__SET EXERCISE__: Quote the lines below from the one containing "Parse this chart and return its data as JSON." to the final line, both ends included; exclude the pictures.

(Extracted data entries)
────────────────

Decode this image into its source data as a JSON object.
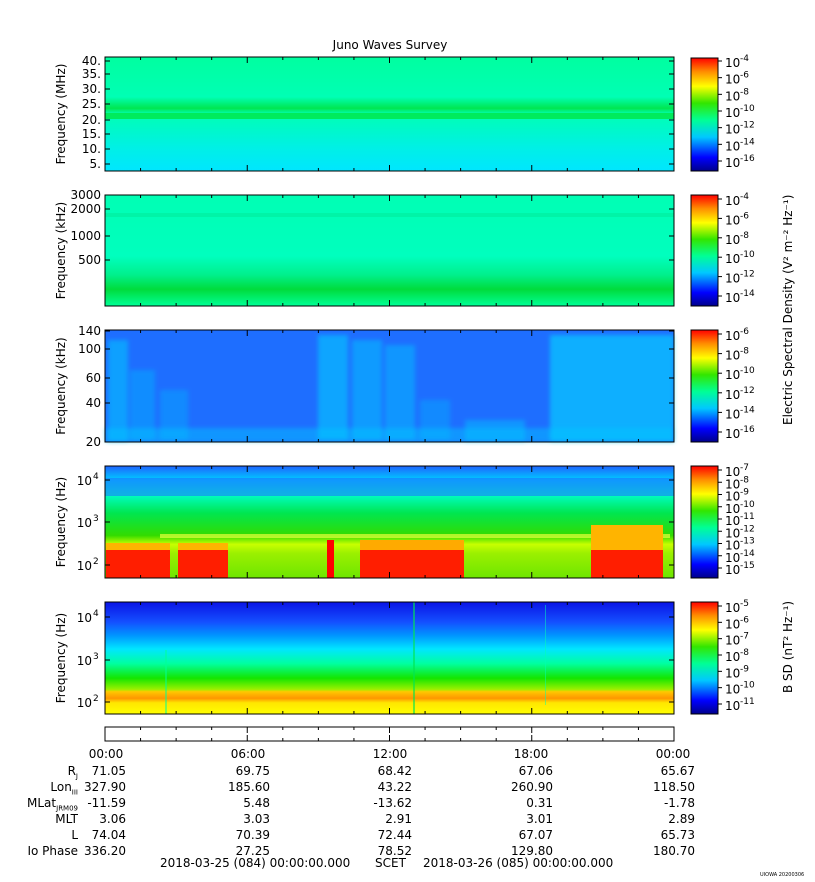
{
  "title": "Juno Waves Survey",
  "stamp": "UIOWA 20200306",
  "colorbar_labels": {
    "electric": "Electric Spectral Density (V² m⁻² Hz⁻¹)",
    "magnetic": "B SD (nT² Hz⁻¹)"
  },
  "panels": [
    {
      "ylabel": "Frequency (MHz)",
      "ticks": [
        "40.",
        "35.",
        "30.",
        "25.",
        "20.",
        "15.",
        "10.",
        "5."
      ],
      "cb_ticks": [
        "-4",
        "-6",
        "-8",
        "-10",
        "-12",
        "-14",
        "-16"
      ]
    },
    {
      "ylabel": "Frequency (kHz)",
      "ticks": [
        "3000",
        "2000",
        "1000",
        "500"
      ],
      "cb_ticks": [
        "-4",
        "-6",
        "-8",
        "-10",
        "-12",
        "-14"
      ]
    },
    {
      "ylabel": "Frequency (kHz)",
      "ticks": [
        "140",
        "100",
        "60",
        "40",
        "20"
      ],
      "cb_ticks": [
        "-6",
        "-8",
        "-10",
        "-12",
        "-14",
        "-16"
      ]
    },
    {
      "ylabel": "Frequency (Hz)",
      "ticks": [
        "4",
        "3",
        "2"
      ],
      "cb_ticks": [
        "-7",
        "-8",
        "-9",
        "-10",
        "-11",
        "-12",
        "-13",
        "-14",
        "-15"
      ]
    },
    {
      "ylabel": "Frequency (Hz)",
      "ticks": [
        "4",
        "3",
        "2"
      ],
      "cb_ticks": [
        "-5",
        "-6",
        "-7",
        "-8",
        "-9",
        "-10",
        "-11"
      ]
    }
  ],
  "chart_data": {
    "type": "heatmap",
    "title": "Juno Waves Survey",
    "x_tick_labels": [
      "00:00",
      "06:00",
      "12:00",
      "18:00",
      "00:00"
    ],
    "ephemeris": [
      {
        "label": "R",
        "sub": "J",
        "values": [
          "71.05",
          "69.75",
          "68.42",
          "67.06",
          "65.67"
        ]
      },
      {
        "label": "Lon",
        "sub": "III",
        "values": [
          "327.90",
          "185.60",
          "43.22",
          "260.90",
          "118.50"
        ]
      },
      {
        "label": "MLat",
        "sub": "JRM09",
        "values": [
          "-11.59",
          "5.48",
          "-13.62",
          "0.31",
          "-1.78"
        ]
      },
      {
        "label": "MLT",
        "sub": "",
        "values": [
          "3.06",
          "3.03",
          "2.91",
          "3.01",
          "2.89"
        ]
      },
      {
        "label": "L",
        "sub": "",
        "values": [
          "74.04",
          "70.39",
          "72.44",
          "67.07",
          "65.73"
        ]
      },
      {
        "label": "Io Phase",
        "sub": "",
        "values": [
          "336.20",
          "27.25",
          "78.52",
          "129.80",
          "180.70"
        ]
      }
    ],
    "footer": {
      "start": "2018-03-25 (084) 00:00:00.000",
      "scet": "SCET",
      "end": "2018-03-26 (085) 00:00:00.000"
    }
  }
}
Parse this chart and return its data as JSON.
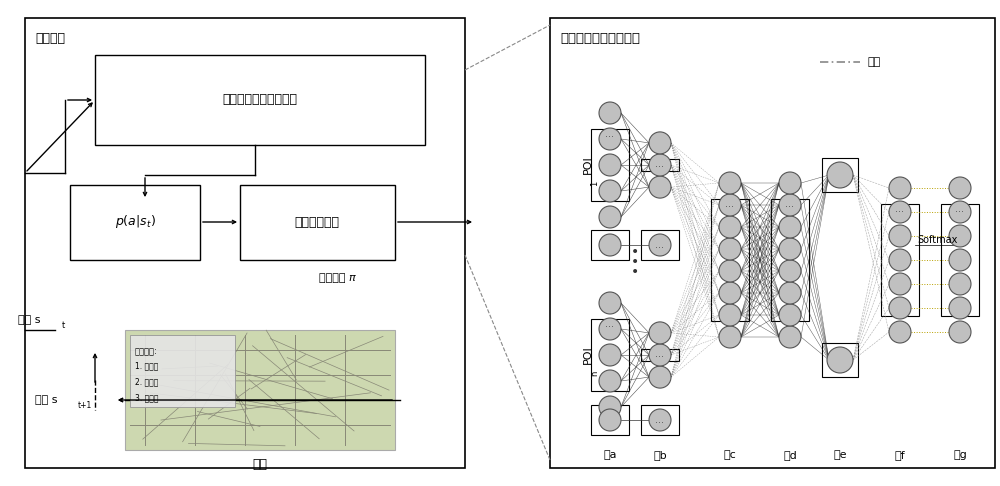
{
  "bg_color": "#ffffff",
  "left_label": "策略网络",
  "deep_left_label": "深度活动因素平衡网络",
  "p_label": "p(a|s_t)",
  "mc_label": "蒙特卡罗抽样",
  "right_label": "深度活动因素平衡网络",
  "sample_label": "采样策略 π",
  "state_t_label": "状态 s",
  "state_t_sub": "t",
  "state_t1_label": "状态 s",
  "state_t1_sub": "t+1",
  "env_label": "环境",
  "connect_label": "连接",
  "softmax_label": "Softmax",
  "layer_labels": [
    "层a",
    "层b",
    "层c",
    "层d",
    "层e",
    "层f",
    "层g"
  ],
  "poi1_label": "POI",
  "poi1_sub": "1",
  "poin_label": "POI",
  "poin_sub": "n",
  "demand_title": "需求列表:",
  "demand_items": [
    "1. 去医院",
    "2. 去公园",
    "3. 去购物"
  ],
  "node_fc": "#c0c0c0",
  "node_ec": "#555555",
  "line_color": "#222222",
  "dash_color": "#888888"
}
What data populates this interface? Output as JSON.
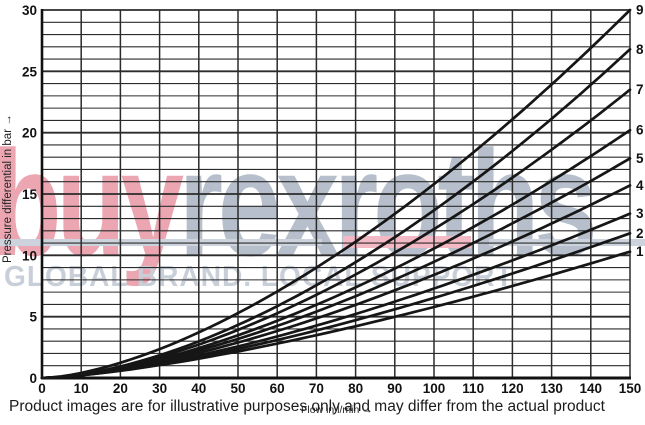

────────────────

__TASK RESULT__:
Parse this chart and return its data as JSON.
{
  "bg_color": "#ffffff",
  "left_label": "策略网络",
  "deep_left_label": "深度活动因素平衡网络",
  "p_label": "p(a|s_t)",
  "mc_label": "蒙特卡罗抽样",
  "right_label": "深度活动因素平衡网络",
  "sample_label": "采样策略 π",
  "state_t_label": "状态 s",
  "state_t_sub": "t",
  "state_t1_label": "状态 s",
  "state_t1_sub": "t+1",
  "env_label": "环境",
  "connect_label": "连接",
  "softmax_label": "Softmax",
  "layer_labels": [
    "层a",
    "层b",
    "层c",
    "层d",
    "层e",
    "层f",
    "层g"
  ],
  "poi1_label": "POI",
  "poi1_sub": "1",
  "poin_label": "POI",
  "poin_sub": "n",
  "demand_title": "需求列表:",
  "demand_items": [
    "1. 去医院",
    "2. 去公园",
    "3. 去购物"
  ],
  "node_fc": "#c0c0c0",
  "node_ec": "#555555",
  "line_color": "#222222",
  "dash_color": "#888888"
}
What data populates this interface? Output as JSON.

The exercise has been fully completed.